[A block of data]
-- Start --

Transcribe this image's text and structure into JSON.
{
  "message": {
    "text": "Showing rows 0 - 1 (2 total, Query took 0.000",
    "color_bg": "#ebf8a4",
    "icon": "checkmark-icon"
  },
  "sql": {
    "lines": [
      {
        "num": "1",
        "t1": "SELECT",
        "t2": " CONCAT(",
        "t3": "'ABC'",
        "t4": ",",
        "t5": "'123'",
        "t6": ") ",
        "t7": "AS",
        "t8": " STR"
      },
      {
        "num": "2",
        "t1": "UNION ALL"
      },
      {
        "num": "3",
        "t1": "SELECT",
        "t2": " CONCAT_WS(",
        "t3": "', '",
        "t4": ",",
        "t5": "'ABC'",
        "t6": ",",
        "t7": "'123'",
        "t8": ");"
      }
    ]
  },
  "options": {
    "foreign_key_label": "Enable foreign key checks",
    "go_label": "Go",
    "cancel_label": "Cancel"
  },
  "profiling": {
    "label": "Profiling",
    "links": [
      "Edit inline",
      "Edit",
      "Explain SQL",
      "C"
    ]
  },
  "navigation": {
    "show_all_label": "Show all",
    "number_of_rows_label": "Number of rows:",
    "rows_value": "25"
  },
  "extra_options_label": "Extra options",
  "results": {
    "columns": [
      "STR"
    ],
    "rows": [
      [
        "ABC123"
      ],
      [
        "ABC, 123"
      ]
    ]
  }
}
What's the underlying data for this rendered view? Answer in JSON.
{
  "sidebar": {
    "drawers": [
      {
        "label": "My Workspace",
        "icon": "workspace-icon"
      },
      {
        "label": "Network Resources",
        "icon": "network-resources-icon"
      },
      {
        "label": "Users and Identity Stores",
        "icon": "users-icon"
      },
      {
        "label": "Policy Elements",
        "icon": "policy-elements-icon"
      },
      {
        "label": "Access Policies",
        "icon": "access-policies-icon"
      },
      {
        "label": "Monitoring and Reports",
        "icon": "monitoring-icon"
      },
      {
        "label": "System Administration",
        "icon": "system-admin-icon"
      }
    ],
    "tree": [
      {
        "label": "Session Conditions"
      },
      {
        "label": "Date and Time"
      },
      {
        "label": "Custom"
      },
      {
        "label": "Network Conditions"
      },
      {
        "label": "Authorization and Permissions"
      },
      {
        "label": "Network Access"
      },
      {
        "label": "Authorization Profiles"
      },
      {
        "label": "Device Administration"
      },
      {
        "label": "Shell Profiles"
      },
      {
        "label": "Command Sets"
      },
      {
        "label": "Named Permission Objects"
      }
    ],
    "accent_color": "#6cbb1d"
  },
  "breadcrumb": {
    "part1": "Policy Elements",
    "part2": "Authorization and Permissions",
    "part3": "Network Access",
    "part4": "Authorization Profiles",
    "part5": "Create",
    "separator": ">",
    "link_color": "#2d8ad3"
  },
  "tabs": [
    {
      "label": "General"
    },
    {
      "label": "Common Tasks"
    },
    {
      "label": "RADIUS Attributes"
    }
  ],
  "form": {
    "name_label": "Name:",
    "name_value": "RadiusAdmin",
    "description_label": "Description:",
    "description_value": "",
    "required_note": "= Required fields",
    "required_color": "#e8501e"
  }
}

-- End --

* _STATED EXERCISE_:
Output the entries verbatim.

* _EXERCISE SOLUTION_:
Transcribe this image's text and structure into JSON.
{
  "message": {
    "text": "Showing rows 0 - 1 (2 total, Query took 0.000",
    "color_bg": "#ebf8a4",
    "icon": "checkmark-icon"
  },
  "sql": {
    "lines": [
      {
        "num": "1",
        "t1": "SELECT",
        "t2": " CONCAT(",
        "t3": "'ABC'",
        "t4": ",",
        "t5": "'123'",
        "t6": ") ",
        "t7": "AS",
        "t8": " STR"
      },
      {
        "num": "2",
        "t1": "UNION ALL"
      },
      {
        "num": "3",
        "t1": "SELECT",
        "t2": " CONCAT_WS(",
        "t3": "', '",
        "t4": ",",
        "t5": "'ABC'",
        "t6": ",",
        "t7": "'123'",
        "t8": ");"
      }
    ]
  },
  "options": {
    "foreign_key_label": "Enable foreign key checks",
    "go_label": "Go",
    "cancel_label": "Cancel"
  },
  "profiling": {
    "label": "Profiling",
    "links": [
      "Edit inline",
      "Edit",
      "Explain SQL",
      "C"
    ]
  },
  "navigation": {
    "show_all_label": "Show all",
    "number_of_rows_label": "Number of rows:",
    "rows_value": "25"
  },
  "extra_options_label": "Extra options",
  "results": {
    "columns": [
      "STR"
    ],
    "rows": [
      [
        "ABC123"
      ],
      [
        "ABC, 123"
      ]
    ]
  }
}
What's the underlying data for this rendered view? Answer in JSON.
{
  "sidebar": {
    "drawers": [
      {
        "label": "My Workspace",
        "icon": "workspace-icon"
      },
      {
        "label": "Network Resources",
        "icon": "network-resources-icon"
      },
      {
        "label": "Users and Identity Stores",
        "icon": "users-icon"
      },
      {
        "label": "Policy Elements",
        "icon": "policy-elements-icon"
      },
      {
        "label": "Access Policies",
        "icon": "access-policies-icon"
      },
      {
        "label": "Monitoring and Reports",
        "icon": "monitoring-icon"
      },
      {
        "label": "System Administration",
        "icon": "system-admin-icon"
      }
    ],
    "tree": [
      {
        "label": "Session Conditions"
      },
      {
        "label": "Date and Time"
      },
      {
        "label": "Custom"
      },
      {
        "label": "Network Conditions"
      },
      {
        "label": "Authorization and Permissions"
      },
      {
        "label": "Network Access"
      },
      {
        "label": "Authorization Profiles"
      },
      {
        "label": "Device Administration"
      },
      {
        "label": "Shell Profiles"
      },
      {
        "label": "Command Sets"
      },
      {
        "label": "Named Permission Objects"
      }
    ],
    "accent_color": "#6cbb1d"
  },
  "breadcrumb": {
    "part1": "Policy Elements",
    "part2": "Authorization and Permissions",
    "part3": "Network Access",
    "part4": "Authorization Profiles",
    "part5": "Create",
    "separator": ">",
    "link_color": "#2d8ad3"
  },
  "tabs": [
    {
      "label": "General"
    },
    {
      "label": "Common Tasks"
    },
    {
      "label": "RADIUS Attributes"
    }
  ],
  "form": {
    "name_label": "Name:",
    "name_value": "RadiusAdmin",
    "description_label": "Description:",
    "description_value": "",
    "required_note": "= Required fields",
    "required_color": "#e8501e"
  }
}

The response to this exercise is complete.